(PROBLEM DETAILS):
Switch "swatch" to "color-chip" in everything from the start of the data down to the line containing "preview-icon[interactable] xyxy=(60,240,94,274)", inclusive. Reproduce only those lines, with nothing else changed.

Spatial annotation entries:
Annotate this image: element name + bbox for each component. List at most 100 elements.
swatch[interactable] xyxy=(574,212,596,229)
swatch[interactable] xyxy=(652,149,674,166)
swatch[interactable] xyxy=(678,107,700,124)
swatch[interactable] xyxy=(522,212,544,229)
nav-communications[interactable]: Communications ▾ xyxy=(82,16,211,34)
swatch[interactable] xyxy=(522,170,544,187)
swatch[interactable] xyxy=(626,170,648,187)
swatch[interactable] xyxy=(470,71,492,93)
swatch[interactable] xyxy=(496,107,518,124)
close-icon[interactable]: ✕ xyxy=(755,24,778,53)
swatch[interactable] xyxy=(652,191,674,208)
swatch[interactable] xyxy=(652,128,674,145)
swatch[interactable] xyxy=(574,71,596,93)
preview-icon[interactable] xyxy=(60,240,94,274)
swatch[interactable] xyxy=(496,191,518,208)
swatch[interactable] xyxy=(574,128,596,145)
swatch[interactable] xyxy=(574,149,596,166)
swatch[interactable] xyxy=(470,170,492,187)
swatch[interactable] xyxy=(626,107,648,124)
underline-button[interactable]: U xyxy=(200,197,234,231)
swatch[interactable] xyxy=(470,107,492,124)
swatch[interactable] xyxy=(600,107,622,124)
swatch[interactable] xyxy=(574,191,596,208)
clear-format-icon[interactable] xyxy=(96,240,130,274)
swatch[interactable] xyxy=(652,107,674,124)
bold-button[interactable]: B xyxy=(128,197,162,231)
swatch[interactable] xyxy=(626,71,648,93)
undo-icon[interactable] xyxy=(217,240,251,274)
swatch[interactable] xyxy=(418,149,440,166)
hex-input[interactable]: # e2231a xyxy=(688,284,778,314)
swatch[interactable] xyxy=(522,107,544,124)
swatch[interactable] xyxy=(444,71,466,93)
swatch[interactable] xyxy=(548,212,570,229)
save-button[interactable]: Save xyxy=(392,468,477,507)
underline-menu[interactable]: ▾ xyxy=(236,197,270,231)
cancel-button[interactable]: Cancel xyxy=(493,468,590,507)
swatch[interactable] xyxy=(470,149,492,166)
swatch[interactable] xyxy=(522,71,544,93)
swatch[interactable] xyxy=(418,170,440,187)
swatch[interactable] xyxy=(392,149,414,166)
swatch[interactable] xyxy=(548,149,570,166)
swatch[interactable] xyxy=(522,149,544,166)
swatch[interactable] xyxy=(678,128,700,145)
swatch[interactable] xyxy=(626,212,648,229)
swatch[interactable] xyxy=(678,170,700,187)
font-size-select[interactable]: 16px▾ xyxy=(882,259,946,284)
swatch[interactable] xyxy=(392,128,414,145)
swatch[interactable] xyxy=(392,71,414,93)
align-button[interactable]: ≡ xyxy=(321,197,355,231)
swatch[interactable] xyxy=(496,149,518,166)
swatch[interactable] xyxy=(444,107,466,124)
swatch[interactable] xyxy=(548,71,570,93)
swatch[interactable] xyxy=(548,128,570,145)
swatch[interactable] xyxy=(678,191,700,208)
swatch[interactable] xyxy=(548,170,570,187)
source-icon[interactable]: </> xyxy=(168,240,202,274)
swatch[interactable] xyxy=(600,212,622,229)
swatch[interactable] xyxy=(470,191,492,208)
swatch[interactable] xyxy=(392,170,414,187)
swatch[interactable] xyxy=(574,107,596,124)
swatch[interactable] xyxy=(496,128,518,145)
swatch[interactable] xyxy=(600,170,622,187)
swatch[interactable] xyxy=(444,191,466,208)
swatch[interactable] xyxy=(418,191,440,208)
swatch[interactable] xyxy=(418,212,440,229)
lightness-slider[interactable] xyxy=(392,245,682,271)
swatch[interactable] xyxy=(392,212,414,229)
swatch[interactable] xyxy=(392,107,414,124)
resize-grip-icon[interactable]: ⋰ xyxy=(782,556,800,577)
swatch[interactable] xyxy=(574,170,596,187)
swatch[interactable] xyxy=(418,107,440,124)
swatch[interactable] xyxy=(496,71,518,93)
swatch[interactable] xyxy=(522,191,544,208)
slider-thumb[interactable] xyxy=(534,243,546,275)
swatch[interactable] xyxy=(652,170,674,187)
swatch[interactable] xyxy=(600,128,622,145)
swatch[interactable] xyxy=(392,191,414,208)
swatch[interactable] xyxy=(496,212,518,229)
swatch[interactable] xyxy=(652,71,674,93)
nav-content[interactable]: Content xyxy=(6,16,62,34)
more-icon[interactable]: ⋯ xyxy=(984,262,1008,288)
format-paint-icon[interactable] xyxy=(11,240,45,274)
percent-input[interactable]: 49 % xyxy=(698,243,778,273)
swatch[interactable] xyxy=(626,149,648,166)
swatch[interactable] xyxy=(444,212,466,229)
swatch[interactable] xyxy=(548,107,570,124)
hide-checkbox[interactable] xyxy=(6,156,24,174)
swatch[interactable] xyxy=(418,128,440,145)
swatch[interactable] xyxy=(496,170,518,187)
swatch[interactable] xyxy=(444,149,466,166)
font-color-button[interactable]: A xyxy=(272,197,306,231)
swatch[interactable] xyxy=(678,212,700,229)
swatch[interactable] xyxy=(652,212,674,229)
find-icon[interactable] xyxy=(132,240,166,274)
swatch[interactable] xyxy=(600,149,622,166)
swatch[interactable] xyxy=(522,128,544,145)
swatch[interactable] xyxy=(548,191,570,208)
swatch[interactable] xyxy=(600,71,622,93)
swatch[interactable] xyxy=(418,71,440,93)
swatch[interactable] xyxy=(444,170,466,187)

(RESPONSE):
Annotate this image: element name + bbox for each component. List at most 100 elements.
color-chip[interactable] xyxy=(574,212,596,229)
color-chip[interactable] xyxy=(652,149,674,166)
color-chip[interactable] xyxy=(678,107,700,124)
color-chip[interactable] xyxy=(522,212,544,229)
nav-communications[interactable]: Communications ▾ xyxy=(82,16,211,34)
color-chip[interactable] xyxy=(522,170,544,187)
color-chip[interactable] xyxy=(626,170,648,187)
color-chip[interactable] xyxy=(470,71,492,93)
color-chip[interactable] xyxy=(496,107,518,124)
close-icon[interactable]: ✕ xyxy=(755,24,778,53)
color-chip[interactable] xyxy=(652,191,674,208)
color-chip[interactable] xyxy=(652,128,674,145)
color-chip[interactable] xyxy=(574,71,596,93)
preview-icon[interactable] xyxy=(60,240,94,274)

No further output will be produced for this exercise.